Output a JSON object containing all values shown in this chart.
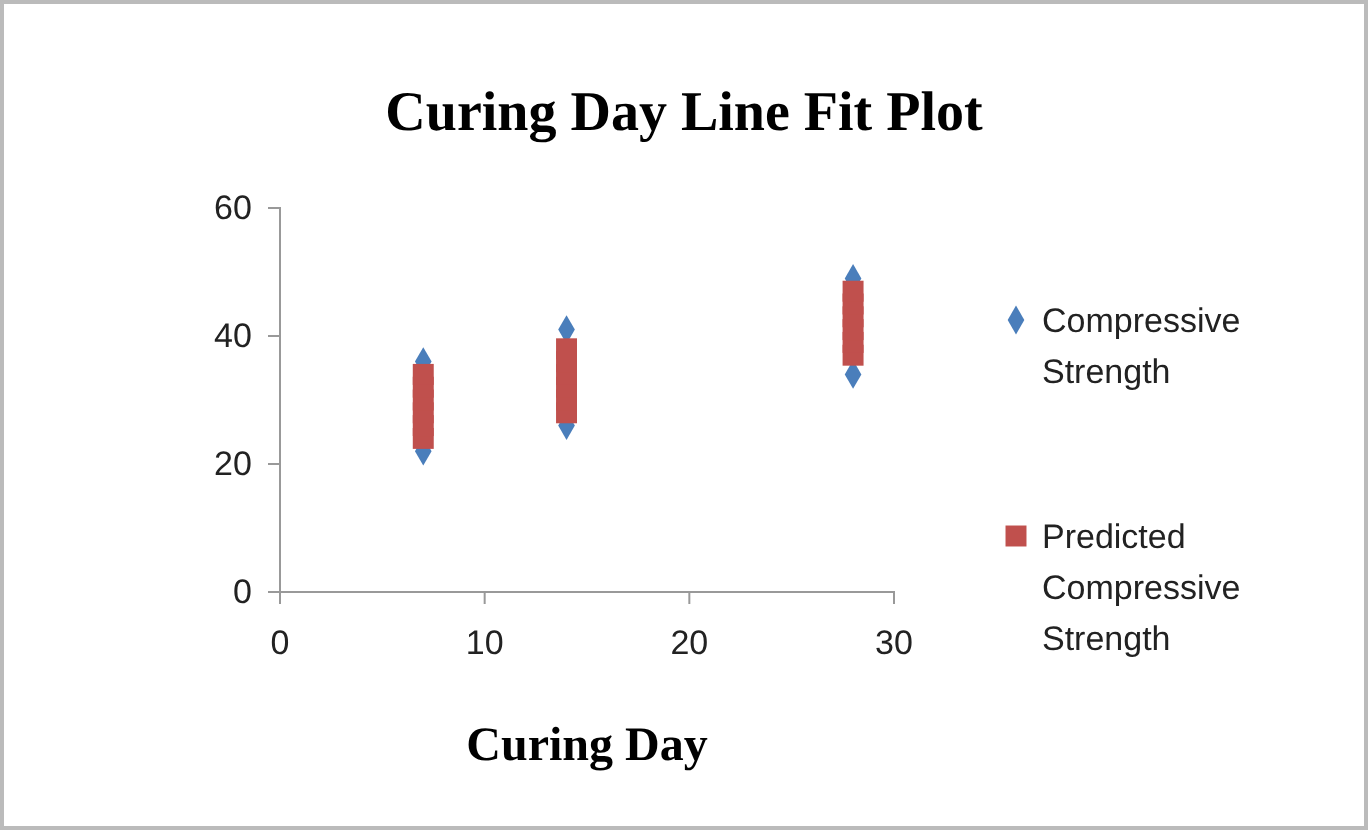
{
  "chart_data": {
    "type": "scatter",
    "title": "Curing Day Line Fit Plot",
    "xlabel": "Curing Day",
    "xlim": [
      0,
      30
    ],
    "xticks": [
      0,
      10,
      20,
      30
    ],
    "ylim": [
      0,
      60
    ],
    "yticks": [
      0,
      20,
      40,
      60
    ],
    "grid": false,
    "legend": "right",
    "series": [
      {
        "name": "Compressive Strength",
        "color": "#4a7ebb",
        "marker": "diamond",
        "x": [
          7,
          7,
          14,
          14,
          28,
          28
        ],
        "values": [
          22,
          36,
          26,
          41,
          34,
          49
        ]
      },
      {
        "name": "Predicted Compressive Strength",
        "color": "#c0504d",
        "marker": "square",
        "x": [
          7,
          7,
          7,
          7,
          7,
          7,
          14,
          14,
          14,
          14,
          14,
          14,
          28,
          28,
          28,
          28,
          28,
          28
        ],
        "values": [
          24,
          26,
          28,
          30,
          32,
          34,
          28,
          30,
          32,
          34,
          36,
          38,
          37,
          39,
          41,
          43,
          45,
          47
        ]
      }
    ]
  }
}
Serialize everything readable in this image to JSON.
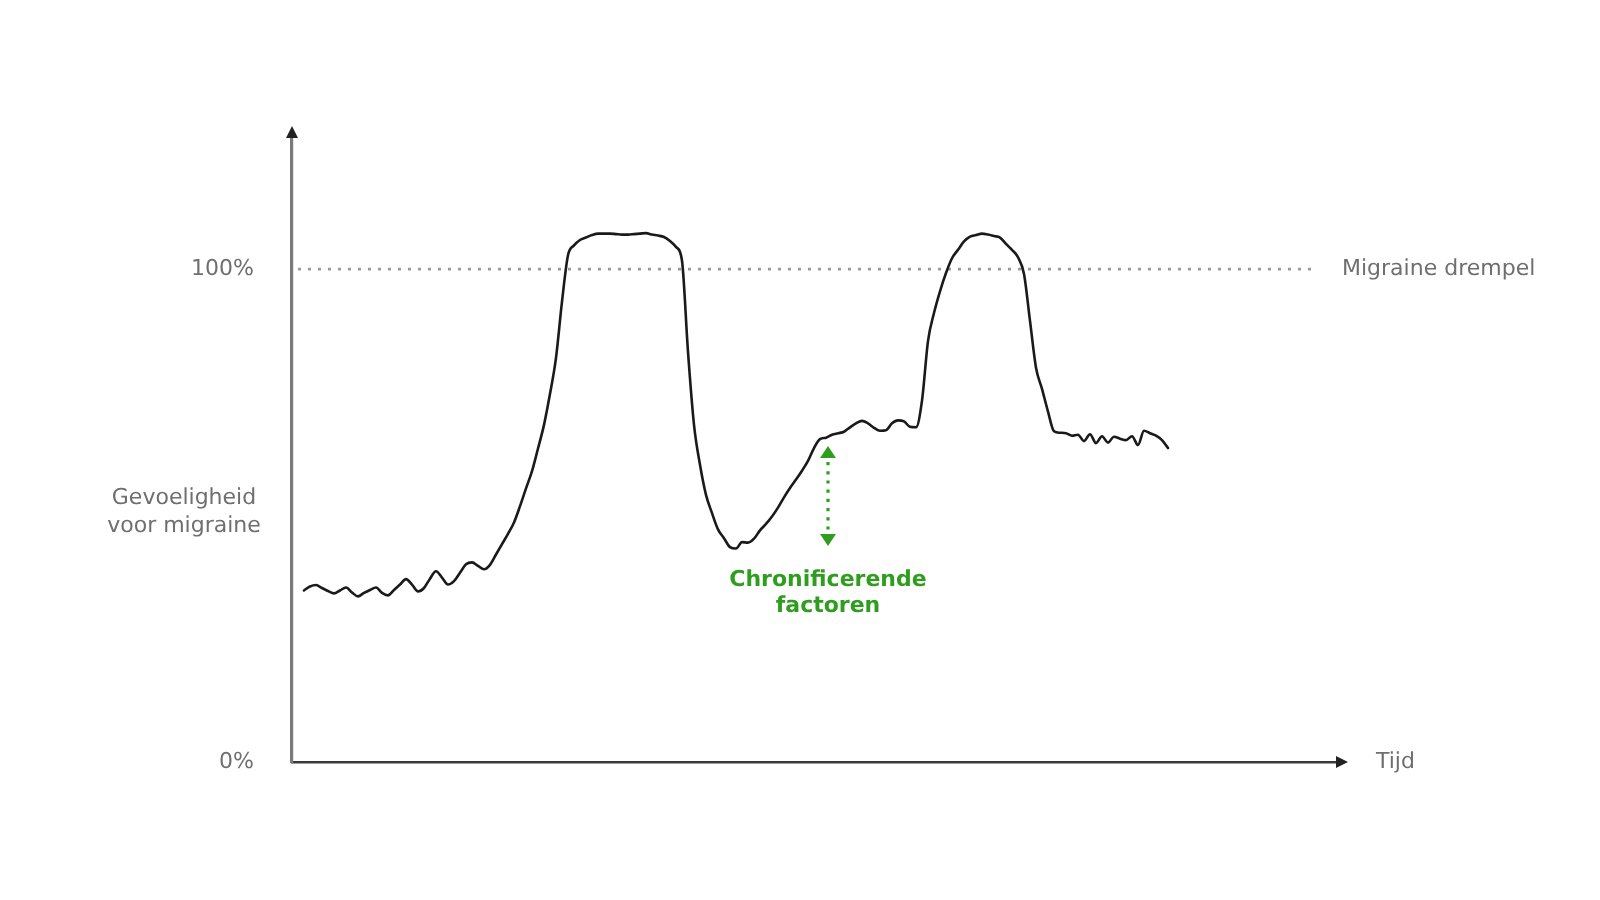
{
  "chart_data": {
    "type": "line",
    "xlabel": "Tijd",
    "ylabel": "Gevoeligheid voor migraine",
    "annotations": [
      "Chronificerende factoren"
    ],
    "categories": [
      null,
      null,
      null,
      null,
      null,
      null,
      null,
      null,
      null,
      null,
      null,
      null,
      null,
      null,
      null,
      null,
      null,
      null,
      null,
      null,
      null,
      null,
      null,
      null,
      null,
      null,
      null,
      null,
      null,
      null,
      null,
      null,
      null,
      null,
      null,
      null,
      null,
      null,
      null,
      null,
      null,
      null,
      null,
      null,
      null,
      null,
      null,
      null,
      null,
      null,
      null,
      null,
      null,
      null,
      null,
      null,
      null,
      null,
      null,
      null,
      null,
      null,
      null,
      null,
      null,
      null,
      null,
      null,
      null,
      null,
      null,
      null,
      null,
      null,
      null,
      null,
      null,
      null,
      null,
      null,
      null,
      null,
      null,
      null,
      null,
      null,
      null,
      null,
      null,
      null,
      null,
      null,
      null,
      null,
      null,
      null,
      null,
      null,
      null,
      null,
      null,
      null,
      null,
      null,
      null,
      null,
      null,
      null,
      null,
      null,
      null,
      null,
      null,
      null,
      null,
      null,
      null,
      null,
      null,
      null,
      null,
      null,
      null,
      null,
      null,
      null,
      null,
      null,
      null,
      null,
      null,
      null,
      null,
      null,
      null,
      null,
      null,
      null,
      null,
      null,
      null,
      null,
      null,
      null,
      null,
      null,
      null,
      null,
      null,
      null,
      null,
      null,
      null,
      null,
      null,
      null,
      null,
      null,
      null,
      null,
      null,
      null,
      null,
      null,
      null,
      null,
      null,
      null,
      null,
      null,
      null,
      null,
      null,
      null,
      null
    ],
    "values": [
      null,
      null,
      34.8,
      35.6,
      35.9,
      35.3,
      34.7,
      34.2,
      34.8,
      35.4,
      34.4,
      33.6,
      34.3,
      34.9,
      35.4,
      34.3,
      33.8,
      34.9,
      36.0,
      37.1,
      36.0,
      34.6,
      35.3,
      37.2,
      38.7,
      37.4,
      36.0,
      36.7,
      38.4,
      40.1,
      40.5,
      39.8,
      39.1,
      40.0,
      42.1,
      44.2,
      46.3,
      48.6,
      51.9,
      55.5,
      59.0,
      63.6,
      68.4,
      74.7,
      82.0,
      93.4,
      102.8,
      104.8,
      105.9,
      106.4,
      106.9,
      107.2,
      107.2,
      107.2,
      107.1,
      107.0,
      107.0,
      107.1,
      107.2,
      107.3,
      107.0,
      106.8,
      106.5,
      105.7,
      104.5,
      101.7,
      83.2,
      68.4,
      60.3,
      54.2,
      50.5,
      47.2,
      45.4,
      43.6,
      43.3,
      44.6,
      44.5,
      45.3,
      47.0,
      48.3,
      49.8,
      51.6,
      53.7,
      55.6,
      57.3,
      59.1,
      61.1,
      63.7,
      65.5,
      65.8,
      66.4,
      66.7,
      67.0,
      67.9,
      68.7,
      69.2,
      68.7,
      67.8,
      67.2,
      67.3,
      68.7,
      69.3,
      69.1,
      68.0,
      67.9,
      73.3,
      85.4,
      91.1,
      95.5,
      99.2,
      102.2,
      103.9,
      105.6,
      106.6,
      106.9,
      107.2,
      107.0,
      106.7,
      106.4,
      105.1,
      103.9,
      102.4,
      99.0,
      89.5,
      80.0,
      75.7,
      71.1,
      67.1,
      66.8,
      66.7,
      66.2,
      66.4,
      65.1,
      66.5,
      64.7,
      66.1,
      64.8,
      66.0,
      65.6,
      65.3,
      66.1,
      64.3,
      67.2,
      66.7,
      66.2,
      65.3,
      63.7,
      null,
      null,
      null,
      null,
      null,
      null,
      null,
      null,
      null,
      null,
      null,
      null,
      null,
      null,
      null,
      null,
      null,
      null,
      null,
      null,
      null,
      null,
      null,
      null,
      null,
      null,
      null,
      null
    ],
    "color": "#1a1a1a",
    "ylim": [
      0,
      127
    ],
    "yticks": [
      {
        "value": 0,
        "label": "0%"
      },
      {
        "value": 100,
        "label": "100%"
      }
    ],
    "ref_lines": [
      {
        "axis": "y",
        "value": 100,
        "label": "Migraine drempel",
        "color": "#9a9a9a",
        "line_style": "dotted"
      }
    ],
    "grid": false,
    "legend": false,
    "tick_labels": "y",
    "marker": "none",
    "line_style": "solid"
  }
}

• [TASK OBJECTIVE]:
Copy all lines from the material that contain "marker".

• [COMPLETE RESPONSE]:
        "marker": "diamond",
        "marker": "square",
    "marker": "none",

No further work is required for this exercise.